* **Task brief**:
Report only the number of lines that hold the word "separator".

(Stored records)
.....
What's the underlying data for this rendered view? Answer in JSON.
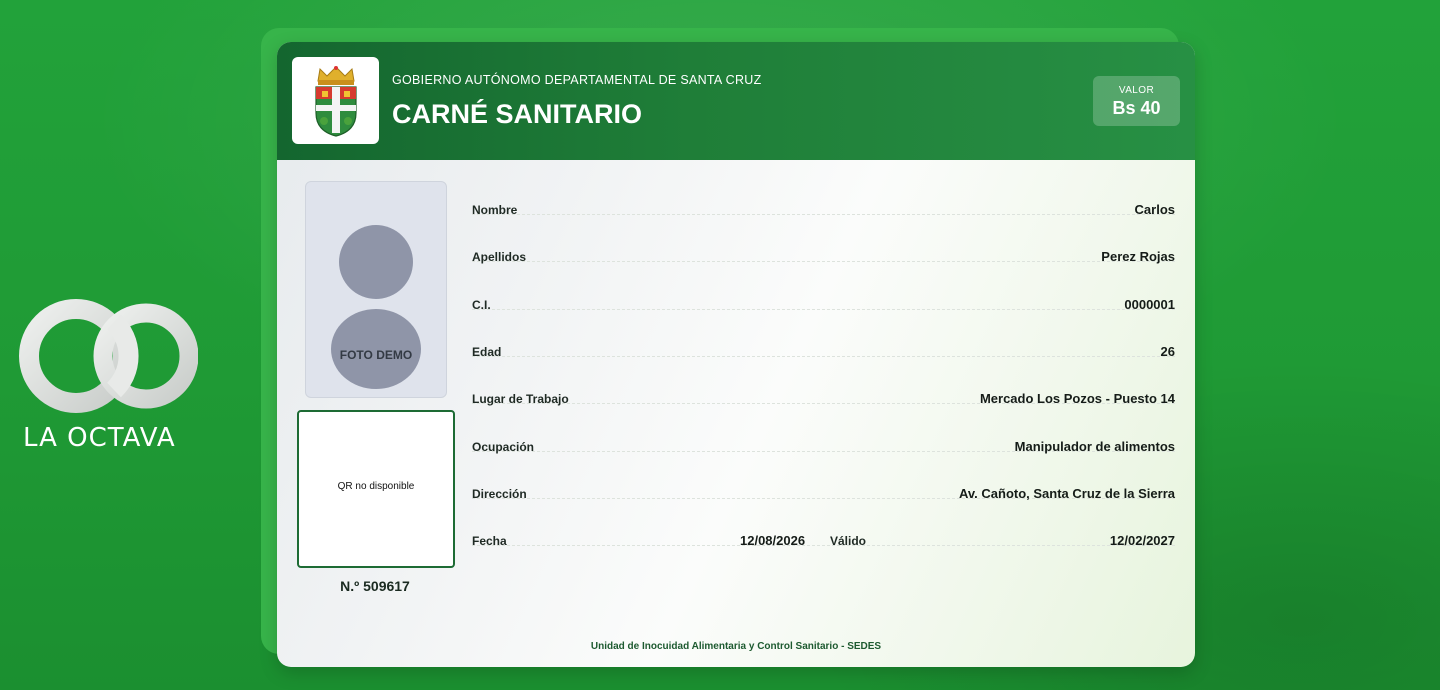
{
  "brand": {
    "logo_text": "LA OCTAVA",
    "ring_color": "#d9dcd9"
  },
  "card": {
    "subtitle": "GOBIERNO AUTÓNOMO DEPARTAMENTAL DE SANTA CRUZ",
    "title": "CARNÉ SANITARIO",
    "value_label": "VALOR",
    "value_amount": "Bs 40",
    "photo_label": "FOTO DEMO",
    "qr_text": "QR no disponible",
    "number": "N.º 509617",
    "footer": "Unidad de Inocuidad Alimentaria y Control Sanitario - SEDES",
    "fields": [
      {
        "label": "Nombre",
        "value": "Carlos"
      },
      {
        "label": "Apellidos",
        "value": "Perez Rojas"
      },
      {
        "label": "C.I.",
        "value": "0000001"
      },
      {
        "label": "Edad",
        "value": "26"
      },
      {
        "label": "Lugar de Trabajo",
        "value": "Mercado Los Pozos - Puesto 14"
      },
      {
        "label": "Ocupación",
        "value": "Manipulador de alimentos"
      },
      {
        "label": "Dirección",
        "value": "Av. Cañoto, Santa Cruz de la Sierra"
      }
    ],
    "dates": {
      "fecha_label": "Fecha",
      "fecha_value": "12/08/2026",
      "valido_label": "Válido",
      "valido_value": "12/02/2027"
    },
    "colors": {
      "header_dark": "#14662f",
      "header_light": "#279044",
      "background_green": "#22a23a",
      "frame_green": "#37b44a"
    }
  }
}
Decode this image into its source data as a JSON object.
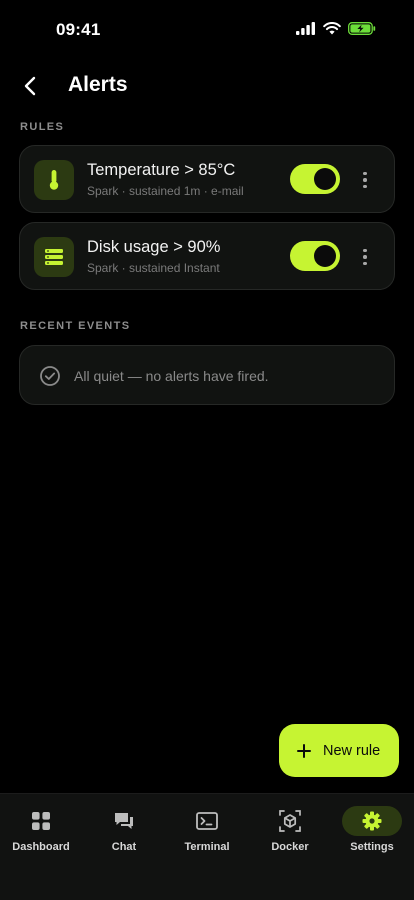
{
  "status_bar": {
    "time": "09:41"
  },
  "header": {
    "title": "Alerts"
  },
  "sections": {
    "rules_label": "RULES",
    "events_label": "RECENT EVENTS"
  },
  "rules": [
    {
      "title": "Temperature > 85°C",
      "subtitle": "Spark · sustained 1m · e-mail",
      "icon": "thermometer-icon",
      "enabled": true
    },
    {
      "title": "Disk usage > 90%",
      "subtitle": "Spark · sustained Instant",
      "icon": "server-stack-icon",
      "enabled": true
    }
  ],
  "events": {
    "empty_text": "All quiet — no alerts have fired."
  },
  "fab": {
    "label": "New rule"
  },
  "nav": {
    "items": [
      {
        "label": "Dashboard",
        "icon": "grid-icon"
      },
      {
        "label": "Chat",
        "icon": "chat-icon"
      },
      {
        "label": "Terminal",
        "icon": "terminal-icon"
      },
      {
        "label": "Docker",
        "icon": "container-icon"
      },
      {
        "label": "Settings",
        "icon": "gear-icon"
      }
    ],
    "active": "Settings"
  },
  "colors": {
    "accent": "#c6f432",
    "accent_dim": "#2c3a12",
    "card": "#111311",
    "background": "#000000"
  }
}
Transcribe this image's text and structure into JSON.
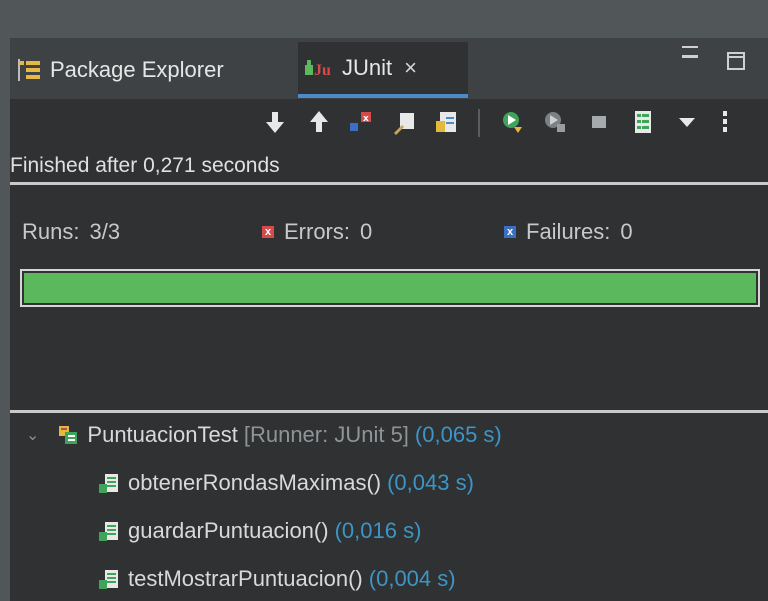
{
  "tabs": {
    "package_explorer": "Package Explorer",
    "junit": "JUnit",
    "close_glyph": "×"
  },
  "status": {
    "finished": "Finished after 0,271 seconds"
  },
  "stats": {
    "runs_label": "Runs:",
    "runs_value": "3/3",
    "errors_label": "Errors:",
    "errors_value": "0",
    "failures_label": "Failures:",
    "failures_value": "0",
    "progress_fraction": 1.0
  },
  "tree": {
    "suite": {
      "name": "PuntuacionTest",
      "runner": "[Runner: JUnit 5]",
      "time": "(0,065 s)"
    },
    "cases": [
      {
        "name": "obtenerRondasMaximas()",
        "time": "(0,043 s)"
      },
      {
        "name": "guardarPuntuacion()",
        "time": "(0,016 s)"
      },
      {
        "name": "testMostrarPuntuacion()",
        "time": "(0,004 s)"
      }
    ]
  },
  "colors": {
    "success": "#5cb85c",
    "time": "#3d95c6",
    "accent": "#4a8ac6"
  },
  "icons": {
    "toolbar": [
      "next-failure-icon",
      "previous-failure-icon",
      "show-failures-only-icon",
      "scroll-lock-icon",
      "show-skipped-icon",
      "rerun-icon",
      "rerun-failed-first-icon",
      "stop-icon",
      "history-icon",
      "view-menu-icon",
      "more-icon"
    ]
  }
}
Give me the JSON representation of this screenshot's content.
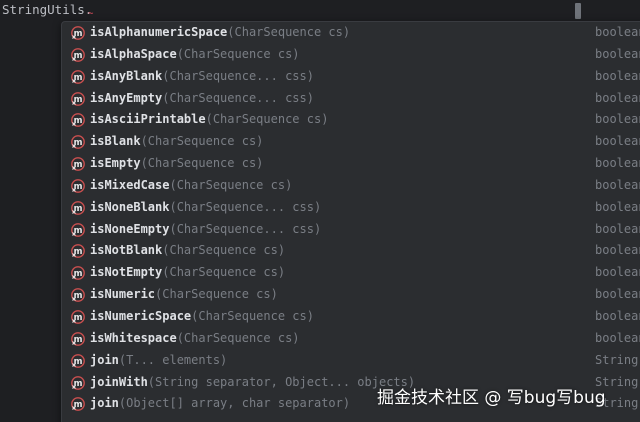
{
  "editor": {
    "code_text": "StringUtils.",
    "error_squiggle": "~"
  },
  "colors": {
    "background": "#1e1f22",
    "popup_background": "#2b2d30",
    "method_name": "#dfe1e5",
    "params": "#7a7e85",
    "icon_red": "#c94f4f"
  },
  "completion": {
    "icon": "method-icon",
    "items": [
      {
        "name": "isAlphanumericSpace",
        "params": "(CharSequence cs)",
        "type": "boolean"
      },
      {
        "name": "isAlphaSpace",
        "params": "(CharSequence cs)",
        "type": "boolean"
      },
      {
        "name": "isAnyBlank",
        "params": "(CharSequence... css)",
        "type": "boolean"
      },
      {
        "name": "isAnyEmpty",
        "params": "(CharSequence... css)",
        "type": "boolean"
      },
      {
        "name": "isAsciiPrintable",
        "params": "(CharSequence cs)",
        "type": "boolean"
      },
      {
        "name": "isBlank",
        "params": "(CharSequence cs)",
        "type": "boolean"
      },
      {
        "name": "isEmpty",
        "params": "(CharSequence cs)",
        "type": "boolean"
      },
      {
        "name": "isMixedCase",
        "params": "(CharSequence cs)",
        "type": "boolean"
      },
      {
        "name": "isNoneBlank",
        "params": "(CharSequence... css)",
        "type": "boolean"
      },
      {
        "name": "isNoneEmpty",
        "params": "(CharSequence... css)",
        "type": "boolean"
      },
      {
        "name": "isNotBlank",
        "params": "(CharSequence cs)",
        "type": "boolean"
      },
      {
        "name": "isNotEmpty",
        "params": "(CharSequence cs)",
        "type": "boolean"
      },
      {
        "name": "isNumeric",
        "params": "(CharSequence cs)",
        "type": "boolean"
      },
      {
        "name": "isNumericSpace",
        "params": "(CharSequence cs)",
        "type": "boolean"
      },
      {
        "name": "isWhitespace",
        "params": "(CharSequence cs)",
        "type": "boolean"
      },
      {
        "name": "join",
        "params": "(T... elements)",
        "type": "String"
      },
      {
        "name": "joinWith",
        "params": "(String separator, Object... objects)",
        "type": "String"
      },
      {
        "name": "join",
        "params": "(Object[] array, char separator)",
        "type": "String"
      }
    ]
  },
  "watermark": "掘金技术社区 @ 写bug写bug"
}
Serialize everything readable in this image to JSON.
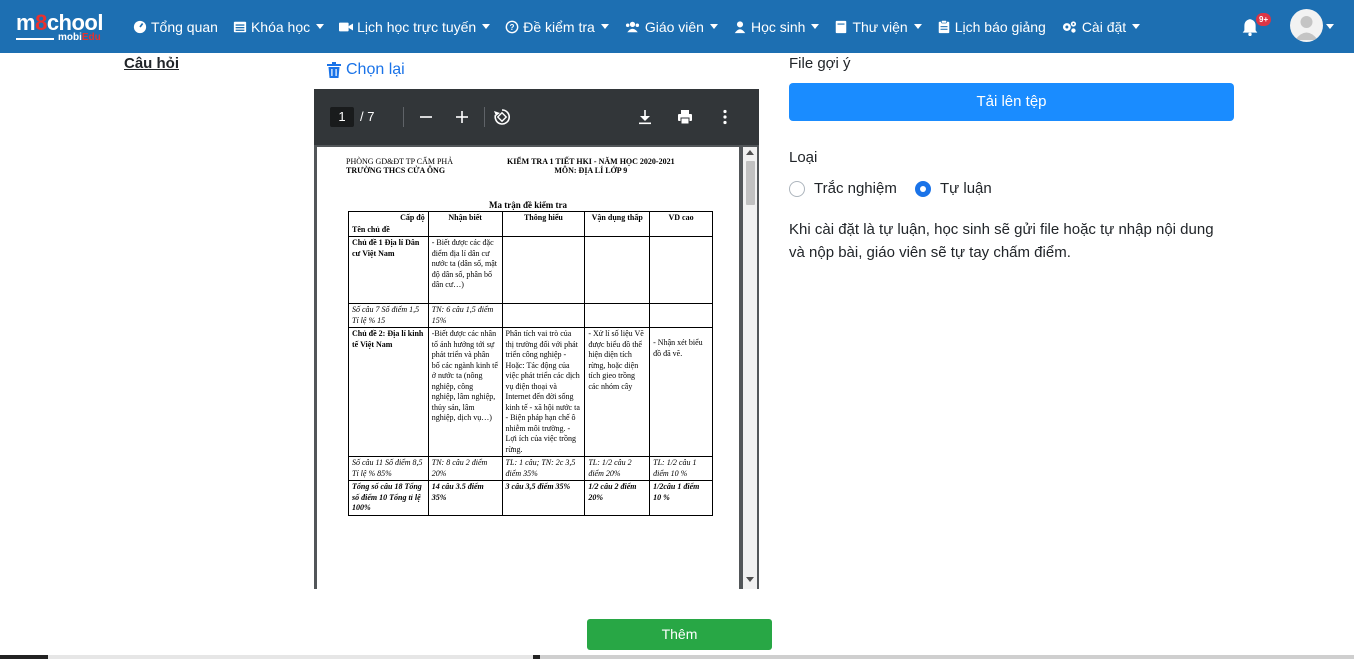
{
  "brand": {
    "logo_main_a": "m",
    "logo_main_o": "8",
    "logo_main_b": "chool",
    "logo_sub_a": "mobi",
    "logo_sub_b": "Edu"
  },
  "nav": {
    "items": [
      {
        "label": "Tổng quan",
        "icon": "dashboard-icon",
        "has_caret": false
      },
      {
        "label": "Khóa học",
        "icon": "list-icon",
        "has_caret": true
      },
      {
        "label": "Lịch học trực tuyến",
        "icon": "video-icon",
        "has_caret": true
      },
      {
        "label": "Đề kiểm tra",
        "icon": "question-circle-icon",
        "has_caret": true
      },
      {
        "label": "Giáo viên",
        "icon": "users-icon",
        "has_caret": true
      },
      {
        "label": "Học sinh",
        "icon": "user-icon",
        "has_caret": true
      },
      {
        "label": "Thư viện",
        "icon": "book-icon",
        "has_caret": true
      },
      {
        "label": "Lịch báo giảng",
        "icon": "clipboard-icon",
        "has_caret": false
      },
      {
        "label": "Cài đặt",
        "icon": "cogs-icon",
        "has_caret": true
      }
    ],
    "notification_badge": "9+"
  },
  "question": {
    "label": "Câu hỏi",
    "reselect_label": "Chọn lại"
  },
  "pdf": {
    "current_page": "1",
    "total_pages": "/ 7",
    "head_left_1": "PHÒNG GD&ĐT TP CẨM PHẢ",
    "head_left_2": "TRƯỜNG THCS CỬA ÔNG",
    "head_right_1": "KIỂM TRA 1 TIẾT HKI - NĂM HỌC 2020-2021",
    "head_right_2": "MÔN: ĐỊA LÍ LỚP 9",
    "table_title": "Ma trận đề kiểm tra",
    "table": {
      "corner_top": "Cấp độ",
      "corner_bottom": "Tên chủ đề",
      "headers": [
        "Nhận biết",
        "Thông hiểu",
        "Vận dụng thấp",
        "VD cao"
      ],
      "rows": [
        [
          "Chủ đề 1 Địa lí Dân cư Việt Nam",
          "- Biết được các đặc điểm địa lí dân cư nước ta (dân số, mật độ dân số, phân bố dân cư…)",
          "",
          "",
          ""
        ],
        [
          "Số câu 7 Số điểm 1,5 Tỉ lệ % 15",
          "TN: 6 câu 1,5 điểm 15%",
          "",
          "",
          ""
        ],
        [
          "Chủ đề 2: Địa lí kinh tế Việt Nam",
          "-Biết được các nhân tố ảnh hưởng tới sự phát triển và phân bố các ngành kinh tế ở nước ta (nông nghiệp, công nghiệp, lâm nghiệp, thủy sản, lâm nghiệp, dịch vụ…)",
          "Phân tích vai trò của thị trường đối với phát triển công nghiệp - Hoặc: Tác động của việc phát triển các dịch vụ điện thoại và Internet đến đời sống kinh tế - xã hội nước ta - Biện pháp hạn chế ô nhiễm môi trường. - Lợi ích của việc trồng rừng.",
          "- Xử lí số liệu Vẽ được biểu đồ thể hiện diện tích rừng, hoặc diện tích gieo trồng các nhóm cây",
          "- Nhận xét biểu đồ đã vẽ."
        ],
        [
          "Số câu 11 Số điểm 8,5 Tỉ lệ % 85%",
          "TN: 8 câu 2 điểm 20%",
          "TL: 1 câu; TN: 2c 3,5 điểm 35%",
          "TL: 1/2 câu 2 điểm 20%",
          "TL: 1/2 câu 1 điểm 10 %"
        ],
        [
          "Tổng số câu 18 Tổng số điểm 10 Tổng tỉ lệ 100%",
          "14 câu 3.5 điểm 35%",
          "3 câu 3,5 điểm 35%",
          "1/2 câu 2 điểm 20%",
          "1/2câu 1 điểm 10 %"
        ]
      ]
    }
  },
  "sidebar": {
    "hint_label": "File gợi ý",
    "upload_label": "Tải lên tệp",
    "type_label": "Loại",
    "option_mc": "Trắc nghiệm",
    "option_essay": "Tự luận",
    "selected_option": "Tự luận",
    "info": "Khi cài đặt là tự luận, học sinh sẽ gửi file hoặc tự nhập nội dung và nộp bài, giáo viên sẽ tự tay chấm điểm."
  },
  "actions": {
    "add_label": "Thêm"
  },
  "colors": {
    "navbar": "#1d6fb2",
    "primary": "#1a8cff",
    "success": "#28a745",
    "danger": "#dc3545"
  }
}
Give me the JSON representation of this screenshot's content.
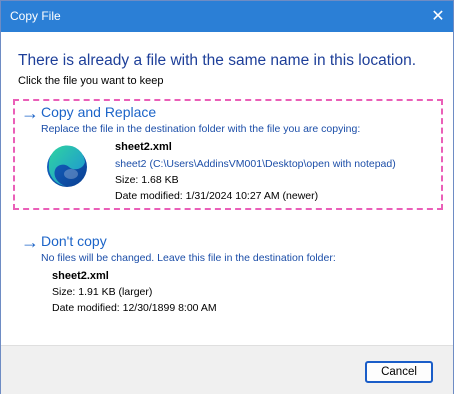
.....
* **Finished answer**:
2